- SET TASK: Single out the lines of the material that contain "erweitert" and copy them.

##### RECORDS SHOWN #####

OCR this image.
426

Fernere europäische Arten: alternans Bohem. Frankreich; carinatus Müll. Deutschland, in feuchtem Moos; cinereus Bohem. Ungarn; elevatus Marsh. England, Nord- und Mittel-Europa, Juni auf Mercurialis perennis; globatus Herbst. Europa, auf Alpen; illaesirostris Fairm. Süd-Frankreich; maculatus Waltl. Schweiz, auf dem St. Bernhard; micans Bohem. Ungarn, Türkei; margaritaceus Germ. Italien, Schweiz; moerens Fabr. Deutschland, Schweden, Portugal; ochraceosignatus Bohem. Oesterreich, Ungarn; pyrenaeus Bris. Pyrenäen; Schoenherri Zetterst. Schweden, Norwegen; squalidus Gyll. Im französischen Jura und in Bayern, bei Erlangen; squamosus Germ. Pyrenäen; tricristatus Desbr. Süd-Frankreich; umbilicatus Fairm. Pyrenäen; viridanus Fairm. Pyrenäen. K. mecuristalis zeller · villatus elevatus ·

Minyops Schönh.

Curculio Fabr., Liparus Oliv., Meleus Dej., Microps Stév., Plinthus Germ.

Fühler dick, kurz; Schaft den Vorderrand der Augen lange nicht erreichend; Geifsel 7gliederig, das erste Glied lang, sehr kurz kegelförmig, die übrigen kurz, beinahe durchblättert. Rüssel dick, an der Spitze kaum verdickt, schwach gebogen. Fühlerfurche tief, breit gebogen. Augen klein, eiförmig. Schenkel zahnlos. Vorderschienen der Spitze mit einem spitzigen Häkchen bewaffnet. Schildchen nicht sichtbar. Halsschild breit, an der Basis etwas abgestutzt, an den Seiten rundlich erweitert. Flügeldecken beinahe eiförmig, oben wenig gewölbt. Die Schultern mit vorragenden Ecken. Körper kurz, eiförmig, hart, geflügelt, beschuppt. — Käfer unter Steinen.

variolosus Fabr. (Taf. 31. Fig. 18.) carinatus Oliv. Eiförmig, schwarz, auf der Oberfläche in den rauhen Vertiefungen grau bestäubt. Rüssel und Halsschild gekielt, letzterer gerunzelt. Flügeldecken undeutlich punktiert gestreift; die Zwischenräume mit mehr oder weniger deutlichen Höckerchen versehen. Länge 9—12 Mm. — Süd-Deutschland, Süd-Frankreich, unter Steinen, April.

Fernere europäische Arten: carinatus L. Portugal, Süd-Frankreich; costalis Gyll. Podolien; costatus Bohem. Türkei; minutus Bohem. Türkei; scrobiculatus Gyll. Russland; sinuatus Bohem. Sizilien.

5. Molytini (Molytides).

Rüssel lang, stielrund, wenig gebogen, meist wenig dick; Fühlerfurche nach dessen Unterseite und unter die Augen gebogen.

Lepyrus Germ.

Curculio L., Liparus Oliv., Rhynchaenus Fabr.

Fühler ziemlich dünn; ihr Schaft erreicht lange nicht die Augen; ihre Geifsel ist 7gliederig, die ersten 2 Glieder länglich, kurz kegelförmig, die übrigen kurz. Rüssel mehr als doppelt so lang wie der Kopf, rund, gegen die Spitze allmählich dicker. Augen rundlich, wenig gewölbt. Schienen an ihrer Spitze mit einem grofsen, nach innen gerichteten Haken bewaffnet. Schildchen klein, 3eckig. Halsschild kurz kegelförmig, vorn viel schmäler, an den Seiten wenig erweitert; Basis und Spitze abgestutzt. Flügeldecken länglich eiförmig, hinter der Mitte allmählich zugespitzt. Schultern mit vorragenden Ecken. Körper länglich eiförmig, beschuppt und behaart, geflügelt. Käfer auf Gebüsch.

#####

- CORRECT RESPONSE:
Fühler dick, kurz; Schaft den Vorderrand der Augen lange nicht erreichend; Geifsel 7gliederig, das erste Glied lang, sehr kurz kegelförmig, die übrigen kurz, beinahe durchblättert. Rüssel dick, an der Spitze kaum verdickt, schwach gebogen. Fühlerfurche tief, breit gebogen. Augen klein, eiförmig. Schenkel zahnlos. Vorderschienen der Spitze mit einem spitzigen Häkchen bewaffnet. Schildchen nicht sichtbar. Halsschild breit, an der Basis etwas abgestutzt, an den Seiten rundlich erweitert. Flügeldecken beinahe eiförmig, oben wenig gewölbt. Die Schultern mit vorragenden Ecken. Körper kurz, eiförmig, hart, geflügelt, beschuppt. — Käfer unter Steinen.
Fühler ziemlich dünn; ihr Schaft erreicht lange nicht die Augen; ihre Geifsel ist 7gliederig, die ersten 2 Glieder länglich, kurz kegelförmig, die übrigen kurz. Rüssel mehr als doppelt so lang wie der Kopf, rund, gegen die Spitze allmählich dicker. Augen rundlich, wenig gewölbt. Schienen an ihrer Spitze mit einem grofsen, nach innen gerichteten Haken bewaffnet. Schildchen klein, 3eckig. Halsschild kurz kegelförmig, vorn viel schmäler, an den Seiten wenig erweitert; Basis und Spitze abgestutzt. Flügeldecken länglich eiförmig, hinter der Mitte allmählich zugespitzt. Schultern mit vorragenden Ecken. Körper länglich eiförmig, beschuppt und behaart, geflügelt. Käfer auf Gebüsch.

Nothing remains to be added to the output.